Directions for this task> Please quote every row below word for word, leaving out the pictures.

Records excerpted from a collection
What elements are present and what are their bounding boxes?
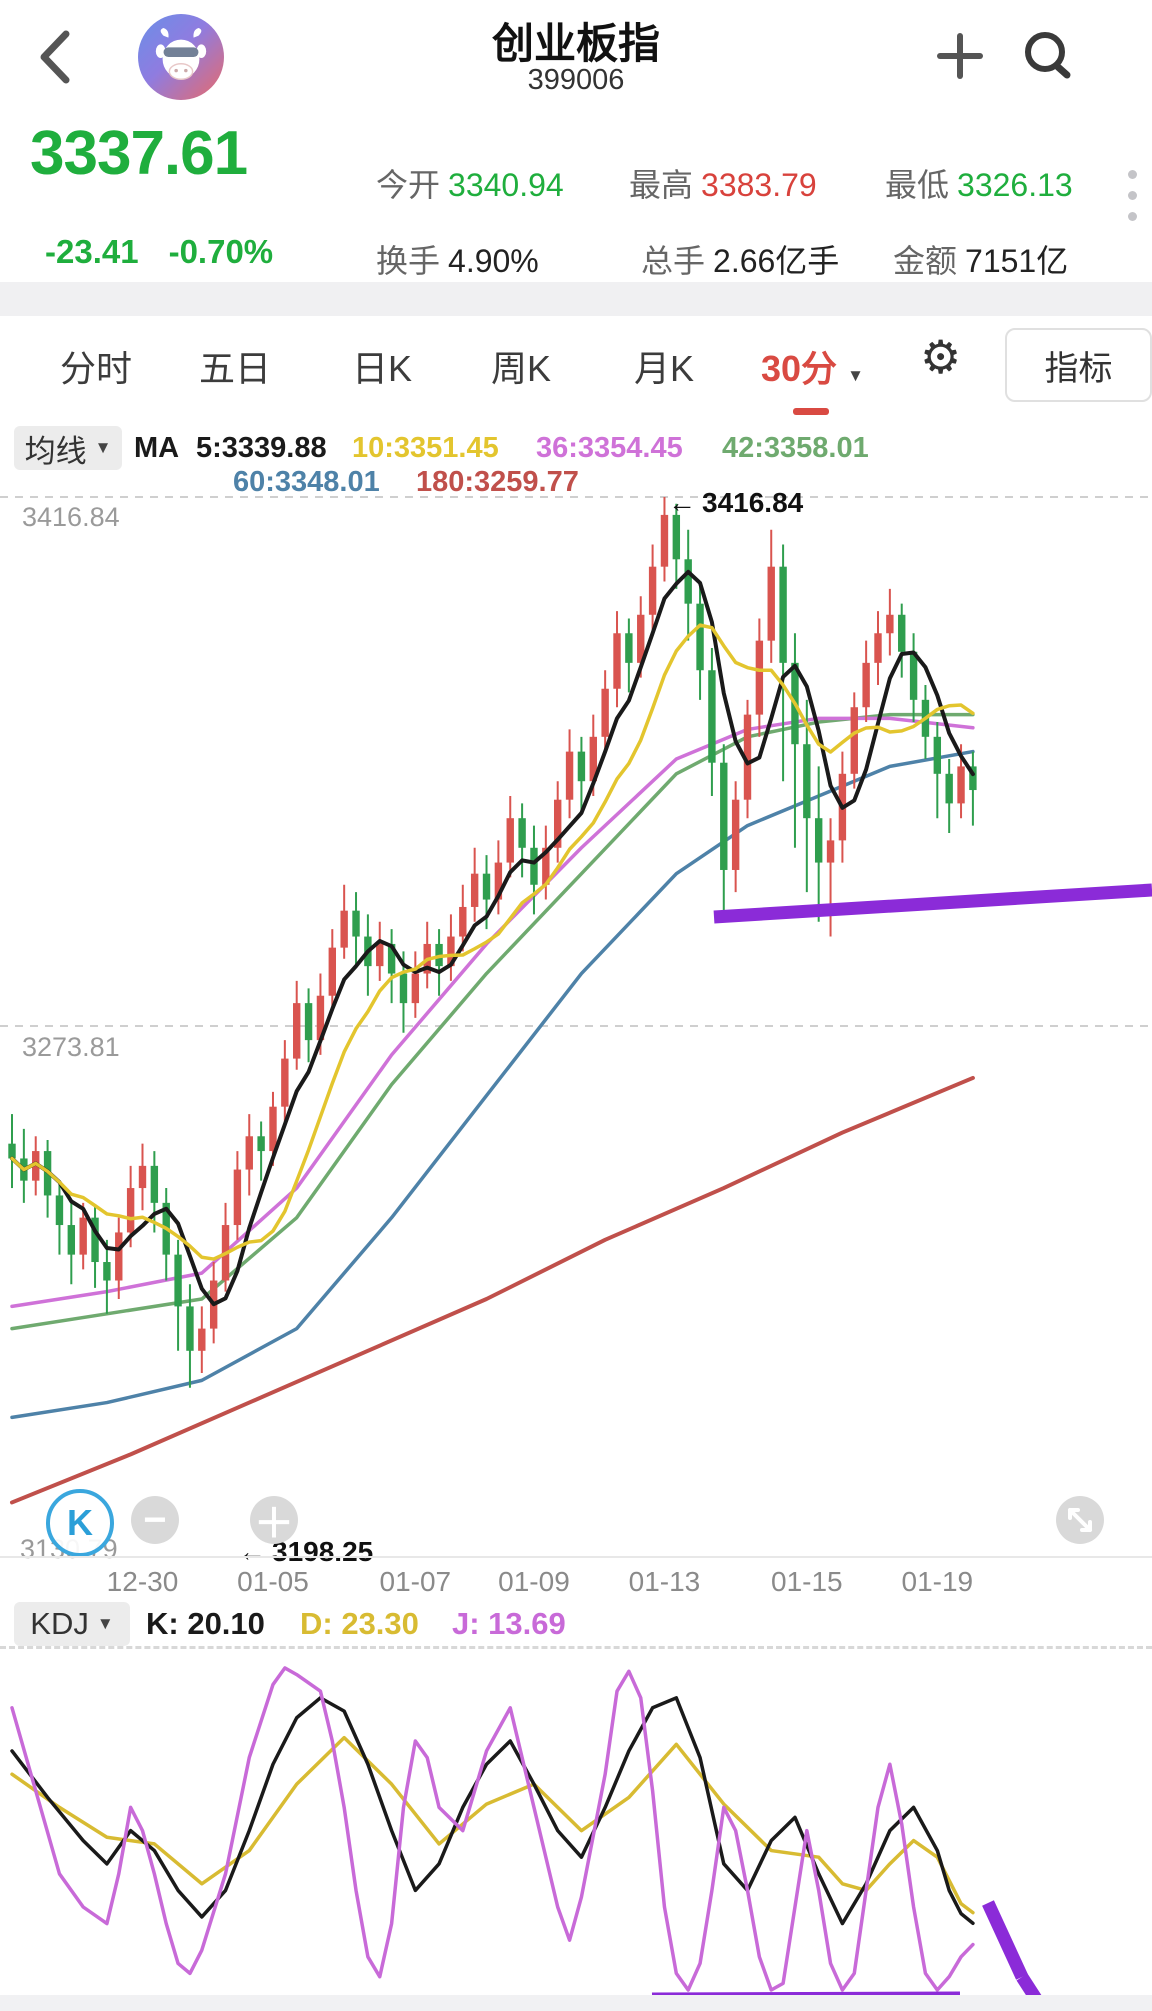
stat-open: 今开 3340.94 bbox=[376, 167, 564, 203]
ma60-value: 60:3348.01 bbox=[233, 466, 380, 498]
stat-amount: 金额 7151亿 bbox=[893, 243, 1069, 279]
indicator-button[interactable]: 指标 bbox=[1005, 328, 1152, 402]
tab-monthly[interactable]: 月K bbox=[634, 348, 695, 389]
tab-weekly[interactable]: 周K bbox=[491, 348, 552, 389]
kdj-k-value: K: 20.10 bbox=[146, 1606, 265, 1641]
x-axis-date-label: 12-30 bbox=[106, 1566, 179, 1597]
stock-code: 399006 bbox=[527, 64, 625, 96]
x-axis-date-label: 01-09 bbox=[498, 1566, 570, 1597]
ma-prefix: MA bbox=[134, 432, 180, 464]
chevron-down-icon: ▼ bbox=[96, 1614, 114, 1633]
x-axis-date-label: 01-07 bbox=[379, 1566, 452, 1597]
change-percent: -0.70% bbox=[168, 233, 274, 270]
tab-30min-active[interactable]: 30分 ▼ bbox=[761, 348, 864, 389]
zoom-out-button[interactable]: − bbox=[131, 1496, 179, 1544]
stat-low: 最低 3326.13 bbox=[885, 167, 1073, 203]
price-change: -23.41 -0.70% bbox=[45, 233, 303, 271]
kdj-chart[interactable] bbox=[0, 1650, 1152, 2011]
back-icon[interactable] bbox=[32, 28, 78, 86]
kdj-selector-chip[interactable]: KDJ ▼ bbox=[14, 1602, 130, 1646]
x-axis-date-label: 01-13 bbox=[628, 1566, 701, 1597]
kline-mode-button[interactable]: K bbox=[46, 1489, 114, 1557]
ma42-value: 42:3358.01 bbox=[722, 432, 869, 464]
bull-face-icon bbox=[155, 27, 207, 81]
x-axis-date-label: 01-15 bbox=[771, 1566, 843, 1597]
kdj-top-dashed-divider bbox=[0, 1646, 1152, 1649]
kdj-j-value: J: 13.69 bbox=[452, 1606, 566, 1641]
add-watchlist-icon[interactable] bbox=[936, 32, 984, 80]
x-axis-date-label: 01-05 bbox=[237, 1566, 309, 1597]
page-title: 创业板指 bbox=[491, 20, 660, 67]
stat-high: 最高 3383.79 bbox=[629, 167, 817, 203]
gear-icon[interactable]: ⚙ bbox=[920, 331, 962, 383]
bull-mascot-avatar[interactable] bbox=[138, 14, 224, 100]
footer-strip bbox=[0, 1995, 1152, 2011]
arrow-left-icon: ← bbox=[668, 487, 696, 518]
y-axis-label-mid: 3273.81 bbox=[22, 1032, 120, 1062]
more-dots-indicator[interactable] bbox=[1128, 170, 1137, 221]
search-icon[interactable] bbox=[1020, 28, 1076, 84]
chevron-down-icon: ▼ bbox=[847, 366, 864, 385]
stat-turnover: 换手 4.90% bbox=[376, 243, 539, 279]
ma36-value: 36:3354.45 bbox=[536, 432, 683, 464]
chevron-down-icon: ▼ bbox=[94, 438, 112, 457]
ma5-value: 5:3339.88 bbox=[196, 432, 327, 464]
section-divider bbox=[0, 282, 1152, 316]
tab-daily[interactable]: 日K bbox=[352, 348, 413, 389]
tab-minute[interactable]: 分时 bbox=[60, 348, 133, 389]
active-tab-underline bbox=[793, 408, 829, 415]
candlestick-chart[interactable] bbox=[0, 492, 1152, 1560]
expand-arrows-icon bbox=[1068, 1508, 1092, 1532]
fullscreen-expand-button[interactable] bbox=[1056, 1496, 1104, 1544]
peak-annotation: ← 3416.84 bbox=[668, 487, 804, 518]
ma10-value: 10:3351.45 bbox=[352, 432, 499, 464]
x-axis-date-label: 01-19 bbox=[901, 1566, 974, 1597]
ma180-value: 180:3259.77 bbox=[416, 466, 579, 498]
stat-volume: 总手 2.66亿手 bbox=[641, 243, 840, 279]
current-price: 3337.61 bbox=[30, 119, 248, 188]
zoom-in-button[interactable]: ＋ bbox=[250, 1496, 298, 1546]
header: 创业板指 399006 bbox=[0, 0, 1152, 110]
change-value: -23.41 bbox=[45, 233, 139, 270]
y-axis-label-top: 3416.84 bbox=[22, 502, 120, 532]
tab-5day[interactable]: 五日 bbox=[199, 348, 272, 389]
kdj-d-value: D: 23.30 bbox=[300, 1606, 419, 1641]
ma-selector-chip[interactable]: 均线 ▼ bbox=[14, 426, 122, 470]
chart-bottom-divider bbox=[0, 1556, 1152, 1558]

Correct response>
What elements are present and what are their bounding boxes?
stat-open: 今开 3340.94 bbox=[376, 167, 564, 203]
ma60-value: 60:3348.01 bbox=[233, 466, 380, 498]
stat-amount: 金额 7151亿 bbox=[893, 243, 1069, 279]
indicator-button[interactable]: 指标 bbox=[1005, 328, 1152, 402]
tab-monthly[interactable]: 月K bbox=[634, 348, 695, 389]
tab-weekly[interactable]: 周K bbox=[491, 348, 552, 389]
kdj-k-value: K: 20.10 bbox=[146, 1606, 265, 1641]
x-axis-date-label: 12-30 bbox=[106, 1566, 179, 1597]
stock-code: 399006 bbox=[527, 64, 625, 96]
x-axis-date-label: 01-09 bbox=[498, 1566, 570, 1597]
ma-prefix: MA bbox=[134, 432, 180, 464]
chevron-down-icon: ▼ bbox=[96, 1614, 114, 1633]
x-axis-date-label: 01-07 bbox=[379, 1566, 452, 1597]
change-percent: -0.70% bbox=[168, 233, 274, 270]
tab-30min-active[interactable]: 30分 ▼ bbox=[761, 348, 864, 389]
zoom-out-button[interactable]: − bbox=[131, 1496, 179, 1544]
stat-low: 最低 3326.13 bbox=[885, 167, 1073, 203]
price-change: -23.41 -0.70% bbox=[45, 233, 303, 271]
kdj-chart[interactable] bbox=[0, 1650, 1152, 2011]
back-icon[interactable] bbox=[32, 28, 78, 86]
kdj-selector-chip[interactable]: KDJ ▼ bbox=[14, 1602, 130, 1646]
x-axis-date-label: 01-13 bbox=[628, 1566, 701, 1597]
kline-mode-button[interactable]: K bbox=[46, 1489, 114, 1557]
ma42-value: 42:3358.01 bbox=[722, 432, 869, 464]
bull-face-icon bbox=[155, 27, 207, 81]
x-axis-date-label: 01-15 bbox=[771, 1566, 843, 1597]
kdj-top-dashed-divider bbox=[0, 1646, 1152, 1649]
kdj-j-value: J: 13.69 bbox=[452, 1606, 566, 1641]
add-watchlist-icon[interactable] bbox=[936, 32, 984, 80]
x-axis-date-label: 01-05 bbox=[237, 1566, 309, 1597]
page-title: 创业板指 bbox=[491, 20, 660, 67]
stat-high: 最高 3383.79 bbox=[629, 167, 817, 203]
gear-icon[interactable]: ⚙ bbox=[920, 331, 962, 383]
bull-mascot-avatar[interactable] bbox=[138, 14, 224, 100]
footer-strip bbox=[0, 1995, 1152, 2011]
arrow-left-icon: ← bbox=[668, 487, 696, 518]
y-axis-label-mid: 3273.81 bbox=[22, 1032, 120, 1062]
more-dots-indicator[interactable] bbox=[1128, 170, 1137, 221]
search-icon[interactable] bbox=[1020, 28, 1076, 84]
chevron-down-icon: ▼ bbox=[847, 366, 864, 385]
stat-turnover: 换手 4.90% bbox=[376, 243, 539, 279]
ma36-value: 36:3354.45 bbox=[536, 432, 683, 464]
chevron-down-icon: ▼ bbox=[94, 438, 112, 457]
ma5-value: 5:3339.88 bbox=[196, 432, 327, 464]
section-divider bbox=[0, 282, 1152, 316]
tab-daily[interactable]: 日K bbox=[352, 348, 413, 389]
tab-minute[interactable]: 分时 bbox=[60, 348, 133, 389]
active-tab-underline bbox=[793, 408, 829, 415]
candlestick-chart[interactable] bbox=[0, 492, 1152, 1560]
expand-arrows-icon bbox=[1068, 1508, 1092, 1532]
fullscreen-expand-button[interactable] bbox=[1056, 1496, 1104, 1544]
peak-annotation: ← 3416.84 bbox=[668, 487, 804, 518]
ma10-value: 10:3351.45 bbox=[352, 432, 499, 464]
x-axis-date-label: 01-19 bbox=[901, 1566, 974, 1597]
ma180-value: 180:3259.77 bbox=[416, 466, 579, 498]
stat-volume: 总手 2.66亿手 bbox=[641, 243, 840, 279]
current-price: 3337.61 bbox=[30, 119, 248, 188]
zoom-in-button[interactable]: ＋ bbox=[250, 1496, 298, 1546]
header: 创业板指 399006 bbox=[0, 0, 1152, 110]
change-value: -23.41 bbox=[45, 233, 139, 270]
y-axis-label-top: 3416.84 bbox=[22, 502, 120, 532]
tab-5day[interactable]: 五日 bbox=[199, 348, 272, 389]
kdj-d-value: D: 23.30 bbox=[300, 1606, 419, 1641]
ma-selector-chip[interactable]: 均线 ▼ bbox=[14, 426, 122, 470]
chart-bottom-divider bbox=[0, 1556, 1152, 1558]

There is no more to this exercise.